## DATA

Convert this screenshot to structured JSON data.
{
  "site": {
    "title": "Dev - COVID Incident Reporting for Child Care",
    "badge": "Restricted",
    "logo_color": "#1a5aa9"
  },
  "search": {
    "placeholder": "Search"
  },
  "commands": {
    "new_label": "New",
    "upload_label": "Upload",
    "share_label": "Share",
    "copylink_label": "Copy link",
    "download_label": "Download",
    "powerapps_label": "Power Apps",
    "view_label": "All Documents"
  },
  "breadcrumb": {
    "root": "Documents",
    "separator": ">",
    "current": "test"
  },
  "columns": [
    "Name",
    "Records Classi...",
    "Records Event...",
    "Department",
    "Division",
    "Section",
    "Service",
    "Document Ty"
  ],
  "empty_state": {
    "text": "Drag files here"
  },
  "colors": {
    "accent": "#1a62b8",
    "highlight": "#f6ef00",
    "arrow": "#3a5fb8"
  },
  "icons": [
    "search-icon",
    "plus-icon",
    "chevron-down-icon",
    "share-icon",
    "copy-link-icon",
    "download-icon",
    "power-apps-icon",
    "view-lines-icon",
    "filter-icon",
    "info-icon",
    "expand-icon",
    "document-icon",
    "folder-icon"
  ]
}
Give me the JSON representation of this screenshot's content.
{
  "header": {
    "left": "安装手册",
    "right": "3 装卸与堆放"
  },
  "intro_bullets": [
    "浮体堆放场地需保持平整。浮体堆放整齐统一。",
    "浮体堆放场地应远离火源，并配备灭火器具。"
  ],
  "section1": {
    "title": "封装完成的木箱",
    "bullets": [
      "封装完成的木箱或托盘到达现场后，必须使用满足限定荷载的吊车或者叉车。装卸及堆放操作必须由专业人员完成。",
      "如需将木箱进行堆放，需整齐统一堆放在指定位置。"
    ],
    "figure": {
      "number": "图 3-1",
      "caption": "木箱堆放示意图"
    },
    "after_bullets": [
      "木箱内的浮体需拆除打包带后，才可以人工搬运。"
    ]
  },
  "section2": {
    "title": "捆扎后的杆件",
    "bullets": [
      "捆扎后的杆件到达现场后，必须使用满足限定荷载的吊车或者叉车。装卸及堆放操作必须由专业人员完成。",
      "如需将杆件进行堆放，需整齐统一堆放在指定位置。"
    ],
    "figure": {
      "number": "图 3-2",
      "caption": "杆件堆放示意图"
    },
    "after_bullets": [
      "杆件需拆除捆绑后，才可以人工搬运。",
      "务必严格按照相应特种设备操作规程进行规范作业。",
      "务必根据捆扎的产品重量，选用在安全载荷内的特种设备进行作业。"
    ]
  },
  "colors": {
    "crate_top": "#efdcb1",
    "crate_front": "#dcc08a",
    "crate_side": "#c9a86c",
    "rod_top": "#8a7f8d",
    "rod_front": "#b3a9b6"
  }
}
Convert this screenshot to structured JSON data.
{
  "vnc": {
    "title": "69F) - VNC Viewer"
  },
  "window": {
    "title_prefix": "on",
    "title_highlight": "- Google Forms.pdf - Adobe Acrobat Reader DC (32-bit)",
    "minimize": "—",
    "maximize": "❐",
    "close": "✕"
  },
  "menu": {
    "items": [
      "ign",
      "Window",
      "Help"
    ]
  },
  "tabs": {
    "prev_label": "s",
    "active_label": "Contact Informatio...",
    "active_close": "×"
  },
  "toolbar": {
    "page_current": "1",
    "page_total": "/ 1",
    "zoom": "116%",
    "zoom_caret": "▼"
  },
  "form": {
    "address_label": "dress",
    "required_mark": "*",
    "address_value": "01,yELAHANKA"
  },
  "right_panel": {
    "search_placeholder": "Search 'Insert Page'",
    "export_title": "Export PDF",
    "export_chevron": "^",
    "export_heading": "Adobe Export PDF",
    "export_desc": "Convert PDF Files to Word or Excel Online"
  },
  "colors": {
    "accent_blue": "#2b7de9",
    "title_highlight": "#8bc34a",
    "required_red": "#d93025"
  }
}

## GOAL
Write down the full listing again, exactly.

## RESULT OF THIS TASK
Convert this screenshot to structured JSON data.
{
  "site": {
    "title": "Dev - COVID Incident Reporting for Child Care",
    "badge": "Restricted",
    "logo_color": "#1a5aa9"
  },
  "search": {
    "placeholder": "Search"
  },
  "commands": {
    "new_label": "New",
    "upload_label": "Upload",
    "share_label": "Share",
    "copylink_label": "Copy link",
    "download_label": "Download",
    "powerapps_label": "Power Apps",
    "view_label": "All Documents"
  },
  "breadcrumb": {
    "root": "Documents",
    "separator": ">",
    "current": "test"
  },
  "columns": [
    "Name",
    "Records Classi...",
    "Records Event...",
    "Department",
    "Division",
    "Section",
    "Service",
    "Document Ty"
  ],
  "empty_state": {
    "text": "Drag files here"
  },
  "colors": {
    "accent": "#1a62b8",
    "highlight": "#f6ef00",
    "arrow": "#3a5fb8"
  },
  "icons": [
    "search-icon",
    "plus-icon",
    "chevron-down-icon",
    "share-icon",
    "copy-link-icon",
    "download-icon",
    "power-apps-icon",
    "view-lines-icon",
    "filter-icon",
    "info-icon",
    "expand-icon",
    "document-icon",
    "folder-icon"
  ]
}
Give me the JSON representation of this screenshot's content.
{
  "header": {
    "left": "安装手册",
    "right": "3 装卸与堆放"
  },
  "intro_bullets": [
    "浮体堆放场地需保持平整。浮体堆放整齐统一。",
    "浮体堆放场地应远离火源，并配备灭火器具。"
  ],
  "section1": {
    "title": "封装完成的木箱",
    "bullets": [
      "封装完成的木箱或托盘到达现场后，必须使用满足限定荷载的吊车或者叉车。装卸及堆放操作必须由专业人员完成。",
      "如需将木箱进行堆放，需整齐统一堆放在指定位置。"
    ],
    "figure": {
      "number": "图 3-1",
      "caption": "木箱堆放示意图"
    },
    "after_bullets": [
      "木箱内的浮体需拆除打包带后，才可以人工搬运。"
    ]
  },
  "section2": {
    "title": "捆扎后的杆件",
    "bullets": [
      "捆扎后的杆件到达现场后，必须使用满足限定荷载的吊车或者叉车。装卸及堆放操作必须由专业人员完成。",
      "如需将杆件进行堆放，需整齐统一堆放在指定位置。"
    ],
    "figure": {
      "number": "图 3-2",
      "caption": "杆件堆放示意图"
    },
    "after_bullets": [
      "杆件需拆除捆绑后，才可以人工搬运。",
      "务必严格按照相应特种设备操作规程进行规范作业。",
      "务必根据捆扎的产品重量，选用在安全载荷内的特种设备进行作业。"
    ]
  },
  "colors": {
    "crate_top": "#efdcb1",
    "crate_front": "#dcc08a",
    "crate_side": "#c9a86c",
    "rod_top": "#8a7f8d",
    "rod_front": "#b3a9b6"
  }
}
Convert this screenshot to structured JSON data.
{
  "vnc": {
    "title": "69F) - VNC Viewer"
  },
  "window": {
    "title_prefix": "on",
    "title_highlight": "- Google Forms.pdf - Adobe Acrobat Reader DC (32-bit)",
    "minimize": "—",
    "maximize": "❐",
    "close": "✕"
  },
  "menu": {
    "items": [
      "ign",
      "Window",
      "Help"
    ]
  },
  "tabs": {
    "prev_label": "s",
    "active_label": "Contact Informatio...",
    "active_close": "×"
  },
  "toolbar": {
    "page_current": "1",
    "page_total": "/ 1",
    "zoom": "116%",
    "zoom_caret": "▼"
  },
  "form": {
    "address_label": "dress",
    "required_mark": "*",
    "address_value": "01,yELAHANKA"
  },
  "right_panel": {
    "search_placeholder": "Search 'Insert Page'",
    "export_title": "Export PDF",
    "export_chevron": "^",
    "export_heading": "Adobe Export PDF",
    "export_desc": "Convert PDF Files to Word or Excel Online"
  },
  "colors": {
    "accent_blue": "#2b7de9",
    "title_highlight": "#8bc34a",
    "required_red": "#d93025"
  }
}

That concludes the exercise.